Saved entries

====================

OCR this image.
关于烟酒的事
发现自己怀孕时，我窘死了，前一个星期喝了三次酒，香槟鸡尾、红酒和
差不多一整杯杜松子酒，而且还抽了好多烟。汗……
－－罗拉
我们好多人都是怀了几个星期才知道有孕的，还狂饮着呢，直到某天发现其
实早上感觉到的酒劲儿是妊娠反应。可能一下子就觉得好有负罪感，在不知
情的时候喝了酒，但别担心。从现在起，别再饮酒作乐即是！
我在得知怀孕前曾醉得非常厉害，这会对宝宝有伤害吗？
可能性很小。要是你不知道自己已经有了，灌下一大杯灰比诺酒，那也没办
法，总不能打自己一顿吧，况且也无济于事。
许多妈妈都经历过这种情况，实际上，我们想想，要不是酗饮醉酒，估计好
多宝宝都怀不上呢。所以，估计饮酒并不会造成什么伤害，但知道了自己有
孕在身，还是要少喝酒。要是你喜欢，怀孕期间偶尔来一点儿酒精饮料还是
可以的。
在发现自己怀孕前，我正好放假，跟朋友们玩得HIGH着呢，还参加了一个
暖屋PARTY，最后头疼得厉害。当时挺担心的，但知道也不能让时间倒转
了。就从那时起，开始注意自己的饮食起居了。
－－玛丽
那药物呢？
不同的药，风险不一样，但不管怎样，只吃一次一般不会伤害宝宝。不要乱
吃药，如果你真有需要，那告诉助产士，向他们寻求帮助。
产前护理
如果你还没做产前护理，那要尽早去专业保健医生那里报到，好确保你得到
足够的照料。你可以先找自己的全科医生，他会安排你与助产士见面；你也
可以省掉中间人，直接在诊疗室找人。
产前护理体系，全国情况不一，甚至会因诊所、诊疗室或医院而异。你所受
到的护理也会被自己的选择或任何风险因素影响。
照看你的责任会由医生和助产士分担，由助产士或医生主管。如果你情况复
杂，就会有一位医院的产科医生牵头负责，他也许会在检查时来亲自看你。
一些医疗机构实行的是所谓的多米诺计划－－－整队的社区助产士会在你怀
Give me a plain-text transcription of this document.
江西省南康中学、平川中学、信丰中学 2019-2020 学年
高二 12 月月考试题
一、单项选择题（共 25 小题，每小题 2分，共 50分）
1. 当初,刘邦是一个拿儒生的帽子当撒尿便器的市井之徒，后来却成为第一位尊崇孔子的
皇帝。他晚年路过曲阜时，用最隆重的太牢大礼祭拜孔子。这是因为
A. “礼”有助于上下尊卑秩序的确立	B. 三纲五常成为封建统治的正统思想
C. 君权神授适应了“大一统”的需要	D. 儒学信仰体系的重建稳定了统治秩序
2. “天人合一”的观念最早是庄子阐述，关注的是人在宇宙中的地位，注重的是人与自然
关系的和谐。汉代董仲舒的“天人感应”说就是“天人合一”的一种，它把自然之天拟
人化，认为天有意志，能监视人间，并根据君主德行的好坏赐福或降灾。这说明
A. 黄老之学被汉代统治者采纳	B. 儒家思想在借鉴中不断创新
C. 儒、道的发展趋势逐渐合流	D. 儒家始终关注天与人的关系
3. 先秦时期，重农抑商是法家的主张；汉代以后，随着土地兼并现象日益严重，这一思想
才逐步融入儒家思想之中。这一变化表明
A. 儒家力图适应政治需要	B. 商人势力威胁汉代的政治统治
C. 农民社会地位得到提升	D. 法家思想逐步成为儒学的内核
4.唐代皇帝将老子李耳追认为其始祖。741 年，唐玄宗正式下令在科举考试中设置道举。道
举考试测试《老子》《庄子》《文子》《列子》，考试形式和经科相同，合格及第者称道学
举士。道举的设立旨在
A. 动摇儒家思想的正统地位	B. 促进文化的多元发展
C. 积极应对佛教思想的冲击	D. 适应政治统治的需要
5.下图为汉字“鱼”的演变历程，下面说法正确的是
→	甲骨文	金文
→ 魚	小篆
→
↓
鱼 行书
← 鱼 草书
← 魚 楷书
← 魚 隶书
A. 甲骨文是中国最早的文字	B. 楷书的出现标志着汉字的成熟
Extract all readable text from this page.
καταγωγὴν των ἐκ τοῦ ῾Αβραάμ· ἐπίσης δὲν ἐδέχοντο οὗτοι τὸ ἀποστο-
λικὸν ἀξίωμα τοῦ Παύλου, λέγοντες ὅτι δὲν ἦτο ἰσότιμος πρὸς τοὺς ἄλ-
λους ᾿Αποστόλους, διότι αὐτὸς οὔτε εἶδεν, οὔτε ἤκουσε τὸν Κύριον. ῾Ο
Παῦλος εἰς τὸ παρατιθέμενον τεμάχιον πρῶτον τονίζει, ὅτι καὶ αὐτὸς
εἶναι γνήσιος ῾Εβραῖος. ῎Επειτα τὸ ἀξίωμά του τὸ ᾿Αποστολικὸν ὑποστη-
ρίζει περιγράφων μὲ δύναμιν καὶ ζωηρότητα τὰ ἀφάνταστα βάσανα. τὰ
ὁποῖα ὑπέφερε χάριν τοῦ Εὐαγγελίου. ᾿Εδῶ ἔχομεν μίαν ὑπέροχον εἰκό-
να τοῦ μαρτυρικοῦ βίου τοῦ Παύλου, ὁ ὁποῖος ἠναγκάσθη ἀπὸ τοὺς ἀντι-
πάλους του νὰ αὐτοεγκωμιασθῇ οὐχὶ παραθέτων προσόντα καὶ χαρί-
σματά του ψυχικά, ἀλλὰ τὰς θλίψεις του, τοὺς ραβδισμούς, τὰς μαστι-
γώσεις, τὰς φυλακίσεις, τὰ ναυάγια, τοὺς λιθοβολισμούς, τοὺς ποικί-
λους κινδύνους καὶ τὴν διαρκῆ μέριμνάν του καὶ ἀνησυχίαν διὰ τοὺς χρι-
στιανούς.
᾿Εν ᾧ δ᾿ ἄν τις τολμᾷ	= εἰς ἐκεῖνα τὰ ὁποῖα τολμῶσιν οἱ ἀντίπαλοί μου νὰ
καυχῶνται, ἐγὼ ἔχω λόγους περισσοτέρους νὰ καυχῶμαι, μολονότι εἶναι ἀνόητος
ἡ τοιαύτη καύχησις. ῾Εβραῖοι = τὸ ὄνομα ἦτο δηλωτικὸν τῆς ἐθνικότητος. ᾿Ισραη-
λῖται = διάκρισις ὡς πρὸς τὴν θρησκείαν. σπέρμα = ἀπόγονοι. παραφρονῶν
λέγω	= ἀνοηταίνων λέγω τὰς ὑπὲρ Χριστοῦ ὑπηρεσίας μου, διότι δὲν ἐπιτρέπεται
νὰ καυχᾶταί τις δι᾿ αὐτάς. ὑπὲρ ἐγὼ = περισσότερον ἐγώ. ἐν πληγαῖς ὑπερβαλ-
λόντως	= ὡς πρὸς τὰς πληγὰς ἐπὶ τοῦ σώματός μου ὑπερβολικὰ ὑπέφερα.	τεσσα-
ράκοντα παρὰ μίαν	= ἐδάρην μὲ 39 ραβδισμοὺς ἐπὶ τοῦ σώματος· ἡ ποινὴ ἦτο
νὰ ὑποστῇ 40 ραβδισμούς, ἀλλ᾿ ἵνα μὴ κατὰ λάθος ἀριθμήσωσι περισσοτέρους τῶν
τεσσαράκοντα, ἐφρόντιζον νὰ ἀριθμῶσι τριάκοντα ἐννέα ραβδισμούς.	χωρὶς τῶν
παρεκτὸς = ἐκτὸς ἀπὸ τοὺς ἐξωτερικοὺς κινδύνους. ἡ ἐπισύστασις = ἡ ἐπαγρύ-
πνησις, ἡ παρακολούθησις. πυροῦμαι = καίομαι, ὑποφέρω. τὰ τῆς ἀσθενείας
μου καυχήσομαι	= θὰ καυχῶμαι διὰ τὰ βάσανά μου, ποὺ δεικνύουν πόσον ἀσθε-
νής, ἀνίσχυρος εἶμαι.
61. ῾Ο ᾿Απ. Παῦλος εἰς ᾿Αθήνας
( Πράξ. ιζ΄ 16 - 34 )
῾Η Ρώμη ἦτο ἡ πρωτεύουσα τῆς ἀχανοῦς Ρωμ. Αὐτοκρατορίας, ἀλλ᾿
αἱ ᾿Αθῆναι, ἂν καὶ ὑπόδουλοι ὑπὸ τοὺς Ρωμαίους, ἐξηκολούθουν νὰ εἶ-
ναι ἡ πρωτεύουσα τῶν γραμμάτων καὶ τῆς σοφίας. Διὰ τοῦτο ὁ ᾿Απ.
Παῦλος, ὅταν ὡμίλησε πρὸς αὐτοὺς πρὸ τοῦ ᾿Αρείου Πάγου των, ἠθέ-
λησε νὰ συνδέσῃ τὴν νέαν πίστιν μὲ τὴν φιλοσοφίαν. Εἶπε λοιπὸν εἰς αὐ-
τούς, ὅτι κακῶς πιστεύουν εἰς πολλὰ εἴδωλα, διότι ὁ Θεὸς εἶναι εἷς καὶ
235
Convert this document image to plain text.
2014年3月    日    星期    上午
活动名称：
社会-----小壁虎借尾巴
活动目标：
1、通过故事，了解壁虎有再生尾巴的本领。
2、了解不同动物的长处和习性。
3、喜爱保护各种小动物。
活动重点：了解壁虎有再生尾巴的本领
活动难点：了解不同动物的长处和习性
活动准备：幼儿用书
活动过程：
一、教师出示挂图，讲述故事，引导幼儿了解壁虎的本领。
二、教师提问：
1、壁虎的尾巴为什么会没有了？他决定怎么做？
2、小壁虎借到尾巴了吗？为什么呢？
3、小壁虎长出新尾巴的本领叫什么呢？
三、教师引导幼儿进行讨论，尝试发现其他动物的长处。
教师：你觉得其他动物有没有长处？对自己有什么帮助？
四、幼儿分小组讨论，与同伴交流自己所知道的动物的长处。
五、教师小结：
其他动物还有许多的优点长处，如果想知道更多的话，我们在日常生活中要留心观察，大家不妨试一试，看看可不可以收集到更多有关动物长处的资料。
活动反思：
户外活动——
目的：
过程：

====================

**Required task:** Scan the material line by line and report each one that contains "plain".

**Task output:**
Give me a plain-text transcription of this document.
Convert this document image to plain text.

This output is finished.